───── DATA ─────
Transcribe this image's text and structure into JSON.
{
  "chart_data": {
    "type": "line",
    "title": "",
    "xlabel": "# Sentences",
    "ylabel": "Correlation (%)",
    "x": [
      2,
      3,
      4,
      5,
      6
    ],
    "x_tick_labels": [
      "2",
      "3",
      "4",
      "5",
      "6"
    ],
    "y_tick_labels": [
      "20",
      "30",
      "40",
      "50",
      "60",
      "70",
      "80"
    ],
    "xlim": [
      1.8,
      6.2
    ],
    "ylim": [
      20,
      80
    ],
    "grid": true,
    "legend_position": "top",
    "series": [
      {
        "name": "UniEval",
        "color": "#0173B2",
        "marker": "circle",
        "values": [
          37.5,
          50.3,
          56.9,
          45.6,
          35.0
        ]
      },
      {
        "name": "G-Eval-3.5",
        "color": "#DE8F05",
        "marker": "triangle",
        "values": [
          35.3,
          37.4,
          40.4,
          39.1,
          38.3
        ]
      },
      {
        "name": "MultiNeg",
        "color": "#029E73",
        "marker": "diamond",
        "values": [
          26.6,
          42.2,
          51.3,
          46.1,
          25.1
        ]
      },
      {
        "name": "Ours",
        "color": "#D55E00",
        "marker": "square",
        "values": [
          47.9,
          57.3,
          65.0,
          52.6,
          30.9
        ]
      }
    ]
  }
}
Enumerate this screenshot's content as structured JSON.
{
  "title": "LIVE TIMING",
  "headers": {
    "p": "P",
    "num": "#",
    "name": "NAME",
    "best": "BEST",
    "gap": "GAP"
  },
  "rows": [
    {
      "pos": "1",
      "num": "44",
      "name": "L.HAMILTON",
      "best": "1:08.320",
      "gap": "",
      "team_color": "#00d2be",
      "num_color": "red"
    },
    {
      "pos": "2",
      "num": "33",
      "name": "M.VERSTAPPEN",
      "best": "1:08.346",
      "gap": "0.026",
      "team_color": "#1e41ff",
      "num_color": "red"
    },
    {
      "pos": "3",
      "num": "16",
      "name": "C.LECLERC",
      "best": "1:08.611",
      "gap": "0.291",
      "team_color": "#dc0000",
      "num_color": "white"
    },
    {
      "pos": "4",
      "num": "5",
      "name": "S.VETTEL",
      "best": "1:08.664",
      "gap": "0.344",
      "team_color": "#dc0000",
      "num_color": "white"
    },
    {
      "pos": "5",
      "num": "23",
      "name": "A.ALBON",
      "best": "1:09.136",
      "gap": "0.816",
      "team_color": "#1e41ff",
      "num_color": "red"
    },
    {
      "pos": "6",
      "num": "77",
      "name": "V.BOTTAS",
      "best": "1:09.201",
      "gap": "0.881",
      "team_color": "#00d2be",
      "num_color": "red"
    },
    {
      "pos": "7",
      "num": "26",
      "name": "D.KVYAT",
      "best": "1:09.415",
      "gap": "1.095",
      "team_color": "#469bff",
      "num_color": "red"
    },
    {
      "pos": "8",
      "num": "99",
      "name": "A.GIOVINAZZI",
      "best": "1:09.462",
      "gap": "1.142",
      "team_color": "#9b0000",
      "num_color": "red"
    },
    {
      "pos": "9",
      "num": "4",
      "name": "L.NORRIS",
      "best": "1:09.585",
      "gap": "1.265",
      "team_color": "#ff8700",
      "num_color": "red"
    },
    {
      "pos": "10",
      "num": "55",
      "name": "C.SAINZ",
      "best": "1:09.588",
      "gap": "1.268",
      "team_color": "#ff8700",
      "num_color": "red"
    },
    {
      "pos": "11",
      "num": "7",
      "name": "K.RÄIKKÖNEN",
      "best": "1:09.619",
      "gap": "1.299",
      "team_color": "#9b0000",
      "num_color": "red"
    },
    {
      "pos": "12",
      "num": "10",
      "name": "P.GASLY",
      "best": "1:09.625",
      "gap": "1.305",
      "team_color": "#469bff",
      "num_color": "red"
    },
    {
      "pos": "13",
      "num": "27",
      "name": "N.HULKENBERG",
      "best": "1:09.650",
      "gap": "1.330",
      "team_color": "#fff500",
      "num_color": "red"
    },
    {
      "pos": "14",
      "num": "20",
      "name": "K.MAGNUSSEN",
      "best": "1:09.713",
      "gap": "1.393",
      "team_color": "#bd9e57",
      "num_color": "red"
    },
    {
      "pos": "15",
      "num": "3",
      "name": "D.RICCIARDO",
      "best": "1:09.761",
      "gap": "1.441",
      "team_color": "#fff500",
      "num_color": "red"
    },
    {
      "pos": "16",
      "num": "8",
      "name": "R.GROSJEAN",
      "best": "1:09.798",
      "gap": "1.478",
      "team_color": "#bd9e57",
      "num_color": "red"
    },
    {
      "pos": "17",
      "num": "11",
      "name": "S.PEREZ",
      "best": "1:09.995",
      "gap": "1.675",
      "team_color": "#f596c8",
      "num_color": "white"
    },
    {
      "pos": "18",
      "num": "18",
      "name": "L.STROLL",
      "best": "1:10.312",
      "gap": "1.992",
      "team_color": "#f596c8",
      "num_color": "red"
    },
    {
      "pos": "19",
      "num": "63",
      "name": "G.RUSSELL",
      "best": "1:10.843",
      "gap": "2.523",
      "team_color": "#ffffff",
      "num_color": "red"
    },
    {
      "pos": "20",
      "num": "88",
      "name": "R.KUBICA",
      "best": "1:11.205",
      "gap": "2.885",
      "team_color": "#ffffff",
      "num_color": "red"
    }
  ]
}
─────
Retype the records that precede this task, keeping them exactly the same.

- **ANSWER BELOW**
Transcribe this image's text and structure into JSON.
{
  "chart_data": {
    "type": "line",
    "title": "",
    "xlabel": "# Sentences",
    "ylabel": "Correlation (%)",
    "x": [
      2,
      3,
      4,
      5,
      6
    ],
    "x_tick_labels": [
      "2",
      "3",
      "4",
      "5",
      "6"
    ],
    "y_tick_labels": [
      "20",
      "30",
      "40",
      "50",
      "60",
      "70",
      "80"
    ],
    "xlim": [
      1.8,
      6.2
    ],
    "ylim": [
      20,
      80
    ],
    "grid": true,
    "legend_position": "top",
    "series": [
      {
        "name": "UniEval",
        "color": "#0173B2",
        "marker": "circle",
        "values": [
          37.5,
          50.3,
          56.9,
          45.6,
          35.0
        ]
      },
      {
        "name": "G-Eval-3.5",
        "color": "#DE8F05",
        "marker": "triangle",
        "values": [
          35.3,
          37.4,
          40.4,
          39.1,
          38.3
        ]
      },
      {
        "name": "MultiNeg",
        "color": "#029E73",
        "marker": "diamond",
        "values": [
          26.6,
          42.2,
          51.3,
          46.1,
          25.1
        ]
      },
      {
        "name": "Ours",
        "color": "#D55E00",
        "marker": "square",
        "values": [
          47.9,
          57.3,
          65.0,
          52.6,
          30.9
        ]
      }
    ]
  }
}
Enumerate this screenshot's content as structured JSON.
{
  "title": "LIVE TIMING",
  "headers": {
    "p": "P",
    "num": "#",
    "name": "NAME",
    "best": "BEST",
    "gap": "GAP"
  },
  "rows": [
    {
      "pos": "1",
      "num": "44",
      "name": "L.HAMILTON",
      "best": "1:08.320",
      "gap": "",
      "team_color": "#00d2be",
      "num_color": "red"
    },
    {
      "pos": "2",
      "num": "33",
      "name": "M.VERSTAPPEN",
      "best": "1:08.346",
      "gap": "0.026",
      "team_color": "#1e41ff",
      "num_color": "red"
    },
    {
      "pos": "3",
      "num": "16",
      "name": "C.LECLERC",
      "best": "1:08.611",
      "gap": "0.291",
      "team_color": "#dc0000",
      "num_color": "white"
    },
    {
      "pos": "4",
      "num": "5",
      "name": "S.VETTEL",
      "best": "1:08.664",
      "gap": "0.344",
      "team_color": "#dc0000",
      "num_color": "white"
    },
    {
      "pos": "5",
      "num": "23",
      "name": "A.ALBON",
      "best": "1:09.136",
      "gap": "0.816",
      "team_color": "#1e41ff",
      "num_color": "red"
    },
    {
      "pos": "6",
      "num": "77",
      "name": "V.BOTTAS",
      "best": "1:09.201",
      "gap": "0.881",
      "team_color": "#00d2be",
      "num_color": "red"
    },
    {
      "pos": "7",
      "num": "26",
      "name": "D.KVYAT",
      "best": "1:09.415",
      "gap": "1.095",
      "team_color": "#469bff",
      "num_color": "red"
    },
    {
      "pos": "8",
      "num": "99",
      "name": "A.GIOVINAZZI",
      "best": "1:09.462",
      "gap": "1.142",
      "team_color": "#9b0000",
      "num_color": "red"
    },
    {
      "pos": "9",
      "num": "4",
      "name": "L.NORRIS",
      "best": "1:09.585",
      "gap": "1.265",
      "team_color": "#ff8700",
      "num_color": "red"
    },
    {
      "pos": "10",
      "num": "55",
      "name": "C.SAINZ",
      "best": "1:09.588",
      "gap": "1.268",
      "team_color": "#ff8700",
      "num_color": "red"
    },
    {
      "pos": "11",
      "num": "7",
      "name": "K.RÄIKKÖNEN",
      "best": "1:09.619",
      "gap": "1.299",
      "team_color": "#9b0000",
      "num_color": "red"
    },
    {
      "pos": "12",
      "num": "10",
      "name": "P.GASLY",
      "best": "1:09.625",
      "gap": "1.305",
      "team_color": "#469bff",
      "num_color": "red"
    },
    {
      "pos": "13",
      "num": "27",
      "name": "N.HULKENBERG",
      "best": "1:09.650",
      "gap": "1.330",
      "team_color": "#fff500",
      "num_color": "red"
    },
    {
      "pos": "14",
      "num": "20",
      "name": "K.MAGNUSSEN",
      "best": "1:09.713",
      "gap": "1.393",
      "team_color": "#bd9e57",
      "num_color": "red"
    },
    {
      "pos": "15",
      "num": "3",
      "name": "D.RICCIARDO",
      "best": "1:09.761",
      "gap": "1.441",
      "team_color": "#fff500",
      "num_color": "red"
    },
    {
      "pos": "16",
      "num": "8",
      "name": "R.GROSJEAN",
      "best": "1:09.798",
      "gap": "1.478",
      "team_color": "#bd9e57",
      "num_color": "red"
    },
    {
      "pos": "17",
      "num": "11",
      "name": "S.PEREZ",
      "best": "1:09.995",
      "gap": "1.675",
      "team_color": "#f596c8",
      "num_color": "white"
    },
    {
      "pos": "18",
      "num": "18",
      "name": "L.STROLL",
      "best": "1:10.312",
      "gap": "1.992",
      "team_color": "#f596c8",
      "num_color": "red"
    },
    {
      "pos": "19",
      "num": "63",
      "name": "G.RUSSELL",
      "best": "1:10.843",
      "gap": "2.523",
      "team_color": "#ffffff",
      "num_color": "red"
    },
    {
      "pos": "20",
      "num": "88",
      "name": "R.KUBICA",
      "best": "1:11.205",
      "gap": "2.885",
      "team_color": "#ffffff",
      "num_color": "red"
    }
  ]
}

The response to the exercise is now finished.